>> Start Given data

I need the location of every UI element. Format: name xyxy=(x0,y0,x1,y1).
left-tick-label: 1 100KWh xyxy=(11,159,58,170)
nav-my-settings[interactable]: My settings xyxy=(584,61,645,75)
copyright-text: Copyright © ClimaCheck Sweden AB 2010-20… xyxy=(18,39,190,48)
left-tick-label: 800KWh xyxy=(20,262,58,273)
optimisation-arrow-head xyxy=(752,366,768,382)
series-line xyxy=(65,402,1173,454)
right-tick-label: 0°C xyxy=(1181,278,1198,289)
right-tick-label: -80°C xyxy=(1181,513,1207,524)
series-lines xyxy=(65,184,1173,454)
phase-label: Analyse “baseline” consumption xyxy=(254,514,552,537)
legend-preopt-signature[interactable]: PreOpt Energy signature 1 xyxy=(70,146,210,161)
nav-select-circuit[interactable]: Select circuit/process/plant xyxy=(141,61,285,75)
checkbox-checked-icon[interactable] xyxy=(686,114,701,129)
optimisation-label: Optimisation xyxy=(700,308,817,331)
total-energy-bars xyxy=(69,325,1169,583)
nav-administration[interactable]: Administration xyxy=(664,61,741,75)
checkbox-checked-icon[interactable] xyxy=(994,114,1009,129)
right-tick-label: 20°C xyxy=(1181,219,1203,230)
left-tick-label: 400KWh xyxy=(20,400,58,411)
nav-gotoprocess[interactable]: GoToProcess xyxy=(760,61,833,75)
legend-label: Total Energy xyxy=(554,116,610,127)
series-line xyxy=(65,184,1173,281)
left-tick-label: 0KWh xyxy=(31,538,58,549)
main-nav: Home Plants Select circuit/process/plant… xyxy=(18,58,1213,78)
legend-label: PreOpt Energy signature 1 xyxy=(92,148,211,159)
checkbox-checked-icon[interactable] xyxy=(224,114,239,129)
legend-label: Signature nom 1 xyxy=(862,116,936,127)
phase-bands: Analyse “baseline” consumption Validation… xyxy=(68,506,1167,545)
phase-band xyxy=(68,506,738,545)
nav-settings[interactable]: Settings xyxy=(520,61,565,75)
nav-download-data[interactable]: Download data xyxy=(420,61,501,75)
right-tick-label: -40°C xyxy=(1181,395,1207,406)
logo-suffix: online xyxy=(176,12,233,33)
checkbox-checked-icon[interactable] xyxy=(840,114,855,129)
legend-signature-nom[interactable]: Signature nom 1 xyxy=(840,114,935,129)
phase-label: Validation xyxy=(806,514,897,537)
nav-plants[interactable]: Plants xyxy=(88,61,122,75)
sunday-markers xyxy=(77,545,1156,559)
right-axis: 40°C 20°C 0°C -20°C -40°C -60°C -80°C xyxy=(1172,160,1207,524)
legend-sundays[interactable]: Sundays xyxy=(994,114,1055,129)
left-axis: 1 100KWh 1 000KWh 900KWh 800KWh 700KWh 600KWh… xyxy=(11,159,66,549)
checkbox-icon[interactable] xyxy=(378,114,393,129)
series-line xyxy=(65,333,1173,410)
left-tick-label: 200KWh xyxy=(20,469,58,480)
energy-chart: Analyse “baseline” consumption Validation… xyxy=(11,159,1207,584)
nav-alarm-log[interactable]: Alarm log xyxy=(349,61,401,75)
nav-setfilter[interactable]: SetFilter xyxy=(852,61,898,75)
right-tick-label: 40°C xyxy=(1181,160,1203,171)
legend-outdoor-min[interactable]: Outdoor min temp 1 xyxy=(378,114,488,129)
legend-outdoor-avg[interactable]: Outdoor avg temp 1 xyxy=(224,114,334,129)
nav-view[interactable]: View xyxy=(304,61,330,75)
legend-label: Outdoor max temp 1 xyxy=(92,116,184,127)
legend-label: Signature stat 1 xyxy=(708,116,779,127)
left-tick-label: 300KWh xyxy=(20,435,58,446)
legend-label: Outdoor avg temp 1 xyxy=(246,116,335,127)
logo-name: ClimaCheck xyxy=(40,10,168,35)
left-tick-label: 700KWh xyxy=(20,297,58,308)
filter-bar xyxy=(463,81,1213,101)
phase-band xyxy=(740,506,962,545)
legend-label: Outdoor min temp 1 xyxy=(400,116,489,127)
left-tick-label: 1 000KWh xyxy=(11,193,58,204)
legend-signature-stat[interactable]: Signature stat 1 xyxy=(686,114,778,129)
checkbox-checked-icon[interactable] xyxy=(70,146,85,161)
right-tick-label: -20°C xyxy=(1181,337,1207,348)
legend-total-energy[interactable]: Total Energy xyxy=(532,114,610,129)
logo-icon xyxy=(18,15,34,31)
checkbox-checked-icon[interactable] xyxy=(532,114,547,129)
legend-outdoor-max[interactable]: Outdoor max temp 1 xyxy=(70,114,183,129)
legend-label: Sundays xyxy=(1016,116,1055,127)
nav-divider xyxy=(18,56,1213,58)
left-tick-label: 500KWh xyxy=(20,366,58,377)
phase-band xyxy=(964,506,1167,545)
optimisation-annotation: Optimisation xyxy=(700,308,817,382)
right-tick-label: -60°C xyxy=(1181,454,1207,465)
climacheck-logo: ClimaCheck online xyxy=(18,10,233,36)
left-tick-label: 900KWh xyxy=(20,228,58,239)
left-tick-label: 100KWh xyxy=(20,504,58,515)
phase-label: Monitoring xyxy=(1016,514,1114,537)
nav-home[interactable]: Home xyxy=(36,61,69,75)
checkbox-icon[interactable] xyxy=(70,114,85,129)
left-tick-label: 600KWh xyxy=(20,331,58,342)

>> End Given data

(What to produce)
Please switch "Signature nom 1" to "Nominal signature 1" throughout these lines and reproduce them with everything else unchanged.

(Solution for this exercise)
I need the location of every UI element. Format: name xyxy=(x0,y0,x1,y1).
left-tick-label: 1 100KWh xyxy=(11,159,58,170)
nav-my-settings[interactable]: My settings xyxy=(584,61,645,75)
copyright-text: Copyright © ClimaCheck Sweden AB 2010-20… xyxy=(18,39,190,48)
left-tick-label: 800KWh xyxy=(20,262,58,273)
optimisation-arrow-head xyxy=(752,366,768,382)
series-line xyxy=(65,402,1173,454)
right-tick-label: 0°C xyxy=(1181,278,1198,289)
right-tick-label: -80°C xyxy=(1181,513,1207,524)
series-lines xyxy=(65,184,1173,454)
phase-label: Analyse “baseline” consumption xyxy=(254,514,552,537)
legend-preopt-signature[interactable]: PreOpt Energy signature 1 xyxy=(70,146,210,161)
nav-select-circuit[interactable]: Select circuit/process/plant xyxy=(141,61,285,75)
checkbox-checked-icon[interactable] xyxy=(686,114,701,129)
optimisation-label: Optimisation xyxy=(700,308,817,331)
total-energy-bars xyxy=(69,325,1169,583)
nav-administration[interactable]: Administration xyxy=(664,61,741,75)
checkbox-checked-icon[interactable] xyxy=(994,114,1009,129)
right-tick-label: 20°C xyxy=(1181,219,1203,230)
left-tick-label: 400KWh xyxy=(20,400,58,411)
nav-gotoprocess[interactable]: GoToProcess xyxy=(760,61,833,75)
legend-label: Total Energy xyxy=(554,116,610,127)
series-line xyxy=(65,184,1173,281)
left-tick-label: 0KWh xyxy=(31,538,58,549)
main-nav: Home Plants Select circuit/process/plant… xyxy=(18,58,1213,78)
legend-label: PreOpt Energy signature 1 xyxy=(92,148,211,159)
checkbox-checked-icon[interactable] xyxy=(224,114,239,129)
legend-label: Nominal signature 1 xyxy=(862,116,936,127)
phase-bands: Analyse “baseline” consumption Validation… xyxy=(68,506,1167,545)
phase-band xyxy=(68,506,738,545)
nav-settings[interactable]: Settings xyxy=(520,61,565,75)
nav-download-data[interactable]: Download data xyxy=(420,61,501,75)
right-tick-label: -40°C xyxy=(1181,395,1207,406)
logo-suffix: online xyxy=(176,12,233,33)
checkbox-checked-icon[interactable] xyxy=(840,114,855,129)
legend-signature-nom[interactable]: Nominal signature 1 xyxy=(840,114,935,129)
phase-label: Validation xyxy=(806,514,897,537)
nav-plants[interactable]: Plants xyxy=(88,61,122,75)
sunday-markers xyxy=(77,545,1156,559)
right-axis: 40°C 20°C 0°C -20°C -40°C -60°C -80°C xyxy=(1172,160,1207,524)
legend-sundays[interactable]: Sundays xyxy=(994,114,1055,129)
left-axis: 1 100KWh 1 000KWh 900KWh 800KWh 700KWh 600KWh… xyxy=(11,159,66,549)
checkbox-icon[interactable] xyxy=(378,114,393,129)
series-line xyxy=(65,333,1173,410)
left-tick-label: 200KWh xyxy=(20,469,58,480)
energy-chart: Analyse “baseline” consumption Validation… xyxy=(11,159,1207,584)
nav-alarm-log[interactable]: Alarm log xyxy=(349,61,401,75)
nav-setfilter[interactable]: SetFilter xyxy=(852,61,898,75)
right-tick-label: 40°C xyxy=(1181,160,1203,171)
legend-outdoor-min[interactable]: Outdoor min temp 1 xyxy=(378,114,488,129)
legend-outdoor-avg[interactable]: Outdoor avg temp 1 xyxy=(224,114,334,129)
nav-view[interactable]: View xyxy=(304,61,330,75)
legend-label: Outdoor max temp 1 xyxy=(92,116,184,127)
legend-label: Signature stat 1 xyxy=(708,116,779,127)
left-tick-label: 300KWh xyxy=(20,435,58,446)
legend-label: Outdoor avg temp 1 xyxy=(246,116,335,127)
logo-name: ClimaCheck xyxy=(40,10,168,35)
left-tick-label: 700KWh xyxy=(20,297,58,308)
filter-bar xyxy=(463,81,1213,101)
phase-band xyxy=(740,506,962,545)
legend-label: Outdoor min temp 1 xyxy=(400,116,489,127)
left-tick-label: 1 000KWh xyxy=(11,193,58,204)
legend-signature-stat[interactable]: Signature stat 1 xyxy=(686,114,778,129)
checkbox-checked-icon[interactable] xyxy=(70,146,85,161)
right-tick-label: -20°C xyxy=(1181,337,1207,348)
legend-total-energy[interactable]: Total Energy xyxy=(532,114,610,129)
logo-icon xyxy=(18,15,34,31)
checkbox-checked-icon[interactable] xyxy=(532,114,547,129)
legend-outdoor-max[interactable]: Outdoor max temp 1 xyxy=(70,114,183,129)
legend-label: Sundays xyxy=(1016,116,1055,127)
nav-divider xyxy=(18,56,1213,58)
left-tick-label: 500KWh xyxy=(20,366,58,377)
phase-band xyxy=(964,506,1167,545)
optimisation-annotation: Optimisation xyxy=(700,308,817,382)
right-tick-label: -60°C xyxy=(1181,454,1207,465)
climacheck-logo: ClimaCheck online xyxy=(18,10,233,36)
left-tick-label: 900KWh xyxy=(20,228,58,239)
left-tick-label: 100KWh xyxy=(20,504,58,515)
phase-label: Monitoring xyxy=(1016,514,1114,537)
nav-home[interactable]: Home xyxy=(36,61,69,75)
checkbox-icon[interactable] xyxy=(70,114,85,129)
left-tick-label: 600KWh xyxy=(20,331,58,342)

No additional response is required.